- **The exercise**: Format the data between the lines holding "code-token: ]); bbox=[382, 185, 425, 211]" and "code-token: [][ bbox=[244, 41, 300, 67]", inclusive, as a Markdown table with columns Row and Line, leaving out blank lines.
++++
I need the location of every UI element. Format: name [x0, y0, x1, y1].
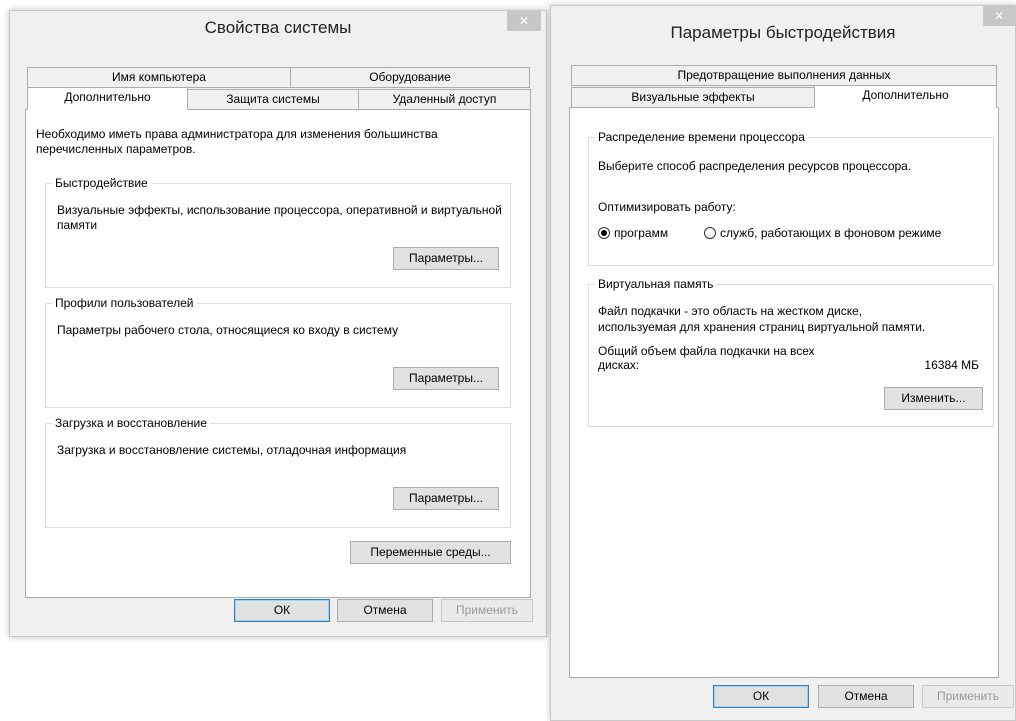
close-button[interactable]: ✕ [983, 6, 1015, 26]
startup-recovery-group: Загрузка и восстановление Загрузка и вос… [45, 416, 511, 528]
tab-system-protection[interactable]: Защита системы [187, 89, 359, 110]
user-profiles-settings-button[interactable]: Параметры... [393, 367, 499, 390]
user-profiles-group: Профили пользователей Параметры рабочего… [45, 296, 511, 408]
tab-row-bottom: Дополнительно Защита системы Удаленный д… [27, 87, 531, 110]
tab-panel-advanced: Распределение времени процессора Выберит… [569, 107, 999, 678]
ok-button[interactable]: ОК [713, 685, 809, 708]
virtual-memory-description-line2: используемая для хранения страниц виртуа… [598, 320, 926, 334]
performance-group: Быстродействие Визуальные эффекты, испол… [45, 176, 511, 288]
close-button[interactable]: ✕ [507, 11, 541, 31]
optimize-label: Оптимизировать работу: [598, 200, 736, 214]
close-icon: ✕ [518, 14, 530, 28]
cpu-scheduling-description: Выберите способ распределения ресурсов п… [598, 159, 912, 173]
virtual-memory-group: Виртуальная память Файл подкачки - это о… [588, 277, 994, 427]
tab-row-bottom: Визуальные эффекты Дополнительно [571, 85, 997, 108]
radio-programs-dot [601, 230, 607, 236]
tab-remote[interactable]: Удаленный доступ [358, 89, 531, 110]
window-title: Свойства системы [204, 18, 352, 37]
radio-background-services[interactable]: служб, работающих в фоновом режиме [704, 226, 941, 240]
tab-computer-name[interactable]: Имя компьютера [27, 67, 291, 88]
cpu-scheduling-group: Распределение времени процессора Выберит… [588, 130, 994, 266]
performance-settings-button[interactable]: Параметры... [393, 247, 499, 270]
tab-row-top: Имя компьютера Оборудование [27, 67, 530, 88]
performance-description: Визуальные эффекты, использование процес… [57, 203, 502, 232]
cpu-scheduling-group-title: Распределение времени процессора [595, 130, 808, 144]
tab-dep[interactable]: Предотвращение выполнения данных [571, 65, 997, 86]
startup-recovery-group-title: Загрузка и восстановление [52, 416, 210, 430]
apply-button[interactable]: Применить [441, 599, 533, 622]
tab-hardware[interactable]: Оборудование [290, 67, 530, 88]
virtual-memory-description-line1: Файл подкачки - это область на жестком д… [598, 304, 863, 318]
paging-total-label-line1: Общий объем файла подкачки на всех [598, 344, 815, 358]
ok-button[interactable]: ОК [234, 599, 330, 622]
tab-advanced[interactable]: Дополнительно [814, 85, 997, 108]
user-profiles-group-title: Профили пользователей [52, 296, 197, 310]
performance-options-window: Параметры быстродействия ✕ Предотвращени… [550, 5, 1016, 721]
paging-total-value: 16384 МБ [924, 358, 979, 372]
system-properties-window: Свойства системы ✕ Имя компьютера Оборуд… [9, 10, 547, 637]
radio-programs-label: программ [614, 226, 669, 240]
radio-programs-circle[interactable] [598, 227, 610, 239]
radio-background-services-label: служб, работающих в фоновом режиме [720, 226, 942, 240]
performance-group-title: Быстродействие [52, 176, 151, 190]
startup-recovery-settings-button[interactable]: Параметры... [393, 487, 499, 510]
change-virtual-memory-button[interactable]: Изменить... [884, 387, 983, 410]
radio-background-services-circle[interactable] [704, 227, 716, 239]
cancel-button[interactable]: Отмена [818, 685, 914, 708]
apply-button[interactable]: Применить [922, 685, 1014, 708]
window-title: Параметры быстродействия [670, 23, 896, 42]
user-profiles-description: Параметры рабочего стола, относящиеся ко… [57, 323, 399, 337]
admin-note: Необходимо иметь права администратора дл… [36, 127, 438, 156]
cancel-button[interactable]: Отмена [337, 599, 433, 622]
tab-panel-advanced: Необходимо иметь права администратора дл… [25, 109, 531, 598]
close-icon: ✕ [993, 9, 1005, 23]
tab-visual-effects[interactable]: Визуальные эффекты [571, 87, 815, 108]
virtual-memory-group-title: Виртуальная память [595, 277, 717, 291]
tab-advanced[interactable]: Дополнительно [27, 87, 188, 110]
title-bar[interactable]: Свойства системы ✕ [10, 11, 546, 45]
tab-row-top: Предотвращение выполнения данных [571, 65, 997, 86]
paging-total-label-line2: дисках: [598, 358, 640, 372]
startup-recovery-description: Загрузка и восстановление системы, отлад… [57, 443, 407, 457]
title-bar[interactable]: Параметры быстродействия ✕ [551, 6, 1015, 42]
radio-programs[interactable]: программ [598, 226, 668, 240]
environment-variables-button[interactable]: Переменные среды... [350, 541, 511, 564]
++++
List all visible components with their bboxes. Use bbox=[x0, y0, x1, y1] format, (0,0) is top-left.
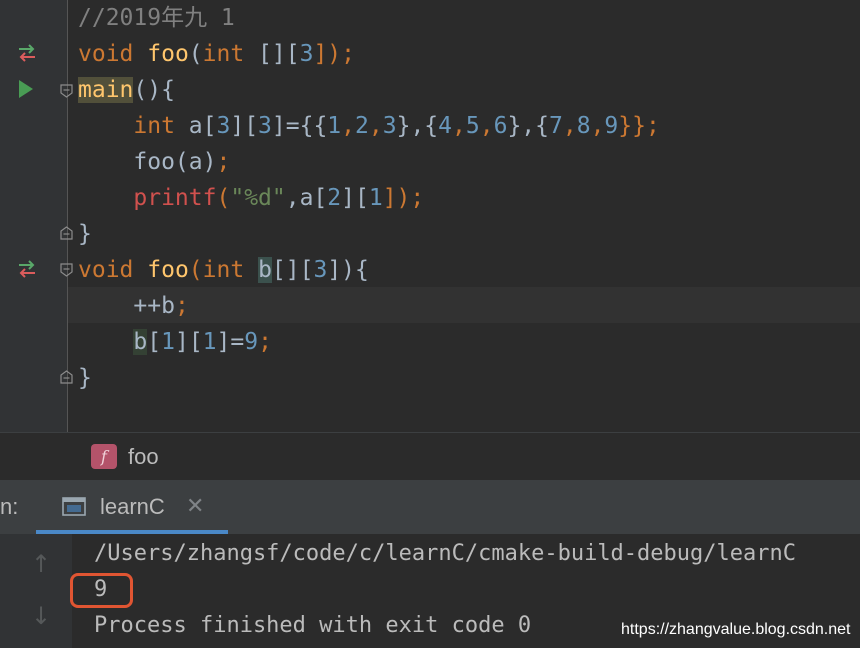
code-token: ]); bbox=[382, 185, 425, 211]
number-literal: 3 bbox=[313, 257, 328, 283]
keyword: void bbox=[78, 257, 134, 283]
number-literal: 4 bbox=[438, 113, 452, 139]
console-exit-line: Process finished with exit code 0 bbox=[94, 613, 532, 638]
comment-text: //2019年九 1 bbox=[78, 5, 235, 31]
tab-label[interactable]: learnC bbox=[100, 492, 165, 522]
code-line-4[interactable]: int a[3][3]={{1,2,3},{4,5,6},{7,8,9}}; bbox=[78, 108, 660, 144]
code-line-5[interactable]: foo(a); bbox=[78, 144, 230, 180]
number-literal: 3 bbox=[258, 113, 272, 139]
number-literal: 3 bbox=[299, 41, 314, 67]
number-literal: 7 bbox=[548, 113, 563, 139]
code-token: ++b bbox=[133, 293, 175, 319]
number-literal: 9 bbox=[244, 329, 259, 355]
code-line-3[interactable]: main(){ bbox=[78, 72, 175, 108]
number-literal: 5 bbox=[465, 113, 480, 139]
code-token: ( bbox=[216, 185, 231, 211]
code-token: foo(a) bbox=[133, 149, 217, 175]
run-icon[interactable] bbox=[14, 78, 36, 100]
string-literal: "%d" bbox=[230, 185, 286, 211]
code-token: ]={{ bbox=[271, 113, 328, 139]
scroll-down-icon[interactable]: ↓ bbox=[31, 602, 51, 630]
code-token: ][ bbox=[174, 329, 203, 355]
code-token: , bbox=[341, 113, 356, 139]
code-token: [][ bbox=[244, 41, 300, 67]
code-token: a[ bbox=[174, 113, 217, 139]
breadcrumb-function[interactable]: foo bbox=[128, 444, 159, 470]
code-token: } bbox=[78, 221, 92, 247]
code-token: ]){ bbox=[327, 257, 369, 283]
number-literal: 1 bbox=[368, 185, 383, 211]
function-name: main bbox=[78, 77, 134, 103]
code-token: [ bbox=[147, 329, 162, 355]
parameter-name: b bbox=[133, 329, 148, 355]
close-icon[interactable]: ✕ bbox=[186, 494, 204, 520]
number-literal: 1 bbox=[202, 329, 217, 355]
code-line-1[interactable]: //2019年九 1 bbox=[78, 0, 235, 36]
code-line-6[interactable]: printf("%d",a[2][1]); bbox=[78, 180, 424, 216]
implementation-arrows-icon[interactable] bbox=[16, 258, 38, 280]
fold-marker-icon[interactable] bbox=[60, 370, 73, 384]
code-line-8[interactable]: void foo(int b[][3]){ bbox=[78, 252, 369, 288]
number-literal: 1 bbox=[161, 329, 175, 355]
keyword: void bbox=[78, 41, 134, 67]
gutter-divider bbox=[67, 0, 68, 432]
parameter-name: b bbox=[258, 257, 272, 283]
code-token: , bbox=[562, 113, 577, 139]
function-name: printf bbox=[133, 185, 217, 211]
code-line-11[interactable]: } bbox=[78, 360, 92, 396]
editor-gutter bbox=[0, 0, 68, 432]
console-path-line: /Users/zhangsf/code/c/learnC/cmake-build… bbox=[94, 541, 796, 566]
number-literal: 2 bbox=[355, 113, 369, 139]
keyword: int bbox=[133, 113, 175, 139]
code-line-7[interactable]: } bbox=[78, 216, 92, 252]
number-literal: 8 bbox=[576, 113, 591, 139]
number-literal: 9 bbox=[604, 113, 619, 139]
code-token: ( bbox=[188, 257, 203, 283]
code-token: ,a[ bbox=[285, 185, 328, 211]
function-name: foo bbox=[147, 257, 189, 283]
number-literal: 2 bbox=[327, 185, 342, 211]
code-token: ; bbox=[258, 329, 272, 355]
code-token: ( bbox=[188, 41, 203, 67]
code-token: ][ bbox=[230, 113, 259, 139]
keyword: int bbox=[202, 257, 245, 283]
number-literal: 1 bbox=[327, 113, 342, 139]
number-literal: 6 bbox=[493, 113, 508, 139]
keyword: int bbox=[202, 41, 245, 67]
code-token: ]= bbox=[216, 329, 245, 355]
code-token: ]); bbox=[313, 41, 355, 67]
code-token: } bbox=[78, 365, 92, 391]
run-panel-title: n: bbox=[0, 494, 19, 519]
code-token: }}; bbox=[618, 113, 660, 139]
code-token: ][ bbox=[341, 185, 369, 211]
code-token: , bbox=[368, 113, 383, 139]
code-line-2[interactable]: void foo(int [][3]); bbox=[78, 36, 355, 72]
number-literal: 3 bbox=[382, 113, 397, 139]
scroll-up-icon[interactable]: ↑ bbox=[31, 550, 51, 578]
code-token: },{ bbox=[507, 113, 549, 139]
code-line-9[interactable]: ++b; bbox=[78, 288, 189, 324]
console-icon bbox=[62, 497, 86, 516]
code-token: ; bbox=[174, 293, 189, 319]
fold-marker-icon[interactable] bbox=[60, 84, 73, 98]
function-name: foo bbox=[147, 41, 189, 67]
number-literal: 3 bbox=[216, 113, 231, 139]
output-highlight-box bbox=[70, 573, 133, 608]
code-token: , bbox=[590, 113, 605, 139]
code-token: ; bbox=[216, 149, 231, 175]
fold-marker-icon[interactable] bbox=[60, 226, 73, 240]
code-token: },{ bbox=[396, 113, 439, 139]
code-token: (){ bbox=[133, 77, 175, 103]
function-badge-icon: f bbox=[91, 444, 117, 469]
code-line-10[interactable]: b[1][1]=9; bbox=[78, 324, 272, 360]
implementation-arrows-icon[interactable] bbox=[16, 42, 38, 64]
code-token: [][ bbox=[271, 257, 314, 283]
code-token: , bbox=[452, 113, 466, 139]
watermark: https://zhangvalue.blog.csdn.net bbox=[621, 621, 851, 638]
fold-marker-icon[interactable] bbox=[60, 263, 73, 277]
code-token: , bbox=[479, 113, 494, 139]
++++
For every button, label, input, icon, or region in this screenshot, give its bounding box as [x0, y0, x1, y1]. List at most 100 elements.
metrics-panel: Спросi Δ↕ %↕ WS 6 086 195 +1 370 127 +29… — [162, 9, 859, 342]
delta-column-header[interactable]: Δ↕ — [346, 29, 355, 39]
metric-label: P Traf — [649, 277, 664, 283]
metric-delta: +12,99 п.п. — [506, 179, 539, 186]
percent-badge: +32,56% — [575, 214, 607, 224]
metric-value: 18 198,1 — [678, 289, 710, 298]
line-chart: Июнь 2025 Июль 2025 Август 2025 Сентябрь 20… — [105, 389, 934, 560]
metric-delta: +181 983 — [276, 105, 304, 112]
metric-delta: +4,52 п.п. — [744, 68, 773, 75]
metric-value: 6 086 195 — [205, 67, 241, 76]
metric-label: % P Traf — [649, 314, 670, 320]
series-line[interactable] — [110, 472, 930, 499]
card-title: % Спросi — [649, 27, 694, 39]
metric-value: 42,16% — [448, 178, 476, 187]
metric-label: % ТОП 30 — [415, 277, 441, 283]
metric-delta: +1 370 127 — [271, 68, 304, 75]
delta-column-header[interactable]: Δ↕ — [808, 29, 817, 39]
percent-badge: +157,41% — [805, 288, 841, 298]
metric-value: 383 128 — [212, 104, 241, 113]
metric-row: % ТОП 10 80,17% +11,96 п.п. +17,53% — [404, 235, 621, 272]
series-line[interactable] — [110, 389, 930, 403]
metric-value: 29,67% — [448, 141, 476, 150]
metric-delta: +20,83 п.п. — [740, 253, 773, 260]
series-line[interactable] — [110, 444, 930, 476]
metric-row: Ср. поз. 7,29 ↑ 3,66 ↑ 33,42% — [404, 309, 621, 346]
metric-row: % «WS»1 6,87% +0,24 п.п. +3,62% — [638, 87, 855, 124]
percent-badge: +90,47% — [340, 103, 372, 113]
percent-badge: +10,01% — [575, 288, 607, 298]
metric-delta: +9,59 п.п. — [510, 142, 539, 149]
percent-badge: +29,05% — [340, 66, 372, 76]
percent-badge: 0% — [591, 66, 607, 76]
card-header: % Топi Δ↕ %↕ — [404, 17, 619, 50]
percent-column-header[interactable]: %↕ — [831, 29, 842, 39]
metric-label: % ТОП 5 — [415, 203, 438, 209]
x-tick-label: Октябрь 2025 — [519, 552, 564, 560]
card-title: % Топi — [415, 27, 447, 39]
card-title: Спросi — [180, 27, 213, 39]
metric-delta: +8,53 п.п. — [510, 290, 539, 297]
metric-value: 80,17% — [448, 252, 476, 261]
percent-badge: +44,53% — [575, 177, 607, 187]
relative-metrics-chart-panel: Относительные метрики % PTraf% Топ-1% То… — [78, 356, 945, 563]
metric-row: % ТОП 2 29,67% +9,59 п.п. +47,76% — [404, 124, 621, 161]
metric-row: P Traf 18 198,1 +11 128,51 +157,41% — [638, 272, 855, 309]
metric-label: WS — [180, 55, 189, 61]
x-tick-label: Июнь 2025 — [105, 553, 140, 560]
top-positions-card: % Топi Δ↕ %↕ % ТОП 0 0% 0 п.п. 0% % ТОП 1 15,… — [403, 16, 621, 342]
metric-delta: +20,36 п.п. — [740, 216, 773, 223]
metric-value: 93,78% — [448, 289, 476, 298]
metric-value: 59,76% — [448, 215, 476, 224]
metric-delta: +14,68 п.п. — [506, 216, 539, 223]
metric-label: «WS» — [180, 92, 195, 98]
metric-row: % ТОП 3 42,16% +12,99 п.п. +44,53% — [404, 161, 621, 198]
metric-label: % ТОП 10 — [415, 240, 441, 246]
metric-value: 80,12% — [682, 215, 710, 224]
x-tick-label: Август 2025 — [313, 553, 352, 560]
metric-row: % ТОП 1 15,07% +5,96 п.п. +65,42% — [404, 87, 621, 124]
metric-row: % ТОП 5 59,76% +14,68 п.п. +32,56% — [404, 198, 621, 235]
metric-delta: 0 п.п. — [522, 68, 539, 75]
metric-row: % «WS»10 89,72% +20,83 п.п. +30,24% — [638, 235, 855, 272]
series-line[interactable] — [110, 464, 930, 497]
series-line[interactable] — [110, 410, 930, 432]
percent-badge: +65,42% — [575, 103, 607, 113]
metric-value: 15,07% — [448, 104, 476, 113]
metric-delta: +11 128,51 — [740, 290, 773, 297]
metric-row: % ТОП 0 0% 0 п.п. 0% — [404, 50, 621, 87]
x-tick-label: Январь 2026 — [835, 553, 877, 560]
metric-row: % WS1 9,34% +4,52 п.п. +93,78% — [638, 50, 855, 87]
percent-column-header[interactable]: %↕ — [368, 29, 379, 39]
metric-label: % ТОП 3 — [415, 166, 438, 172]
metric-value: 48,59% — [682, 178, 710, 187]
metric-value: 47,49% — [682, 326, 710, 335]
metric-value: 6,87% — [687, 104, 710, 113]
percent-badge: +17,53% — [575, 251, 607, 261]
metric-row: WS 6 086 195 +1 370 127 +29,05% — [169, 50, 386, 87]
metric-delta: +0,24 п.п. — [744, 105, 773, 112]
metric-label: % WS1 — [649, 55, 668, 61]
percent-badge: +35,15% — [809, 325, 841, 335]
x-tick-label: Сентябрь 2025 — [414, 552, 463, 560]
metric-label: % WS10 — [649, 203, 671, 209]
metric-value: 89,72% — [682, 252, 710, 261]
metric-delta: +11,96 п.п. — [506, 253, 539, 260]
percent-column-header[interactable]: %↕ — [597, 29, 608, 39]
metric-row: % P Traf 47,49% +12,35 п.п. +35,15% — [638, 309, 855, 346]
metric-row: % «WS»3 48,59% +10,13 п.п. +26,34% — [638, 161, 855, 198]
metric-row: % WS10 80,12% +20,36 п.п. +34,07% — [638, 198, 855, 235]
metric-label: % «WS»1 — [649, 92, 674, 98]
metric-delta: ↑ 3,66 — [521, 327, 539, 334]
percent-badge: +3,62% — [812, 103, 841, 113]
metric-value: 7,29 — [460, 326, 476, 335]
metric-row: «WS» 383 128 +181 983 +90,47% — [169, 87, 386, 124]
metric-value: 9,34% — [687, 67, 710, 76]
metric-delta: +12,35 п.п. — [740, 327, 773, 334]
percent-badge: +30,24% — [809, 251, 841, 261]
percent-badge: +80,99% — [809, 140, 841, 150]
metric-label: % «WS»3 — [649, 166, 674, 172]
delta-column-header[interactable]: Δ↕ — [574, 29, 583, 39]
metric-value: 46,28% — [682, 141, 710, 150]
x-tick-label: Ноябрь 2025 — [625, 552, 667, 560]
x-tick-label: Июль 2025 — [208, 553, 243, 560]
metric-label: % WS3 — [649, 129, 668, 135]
++++
- **Full answer**:
| Row | Line |
|---|---|
| 1 | code-token: ]); bbox=[382, 185, 425, 211] |
| 2 | number-literal: 3 bbox=[313, 257, 328, 283] |
| 3 | keyword: void bbox=[78, 257, 134, 283] |
| 4 | number-literal: 4 bbox=[438, 113, 452, 139] |
| 5 | console-exit-line: Process finished with exit code 0 bbox=[94, 613, 532, 638] |
| 6 | comment-text: //2019年九 1 bbox=[78, 5, 235, 31] |
| 7 | tab-label[interactable]: learnC bbox=[100, 492, 165, 522] |
| 8 | code-line-4[interactable]: int a[3][3]={{1,2,3},{4,5,6},{7,8,9}}; bbox=[78, 108, 660, 144] |
| 9 | code-line-5[interactable]: foo(a); bbox=[78, 144, 230, 180] |
| 10 | number-literal: 3 bbox=[258, 113, 272, 139] |
| 11 | number-literal: 3 bbox=[299, 41, 314, 67] |
| 12 | number-literal: 7 bbox=[548, 113, 563, 139] |
| 13 | code-token: ++b bbox=[133, 293, 175, 319] |
| 14 | number-literal: 9 bbox=[244, 329, 259, 355] |
| 15 | code-line-3[interactable]: main(){ bbox=[78, 72, 175, 108] |
| 16 | number-literal: 5 bbox=[465, 113, 480, 139] |
| 17 | code-token: ( bbox=[216, 185, 231, 211] |
| 18 | code-token: foo(a) bbox=[133, 149, 217, 175] |
| 19 | run-icon[interactable] bbox=[14, 78, 36, 100] |
| 20 | string-literal: "%d" bbox=[230, 185, 286, 211] |
| 21 | code-token: ]={{ bbox=[271, 113, 328, 139] |
| 22 | scroll-down-icon[interactable]: ↓ bbox=[31, 602, 51, 630] |
| 23 | code-token: ][ bbox=[174, 329, 203, 355] |
| 24 | code-token: , bbox=[341, 113, 356, 139] |
| 25 | code-token: [][ bbox=[244, 41, 300, 67] |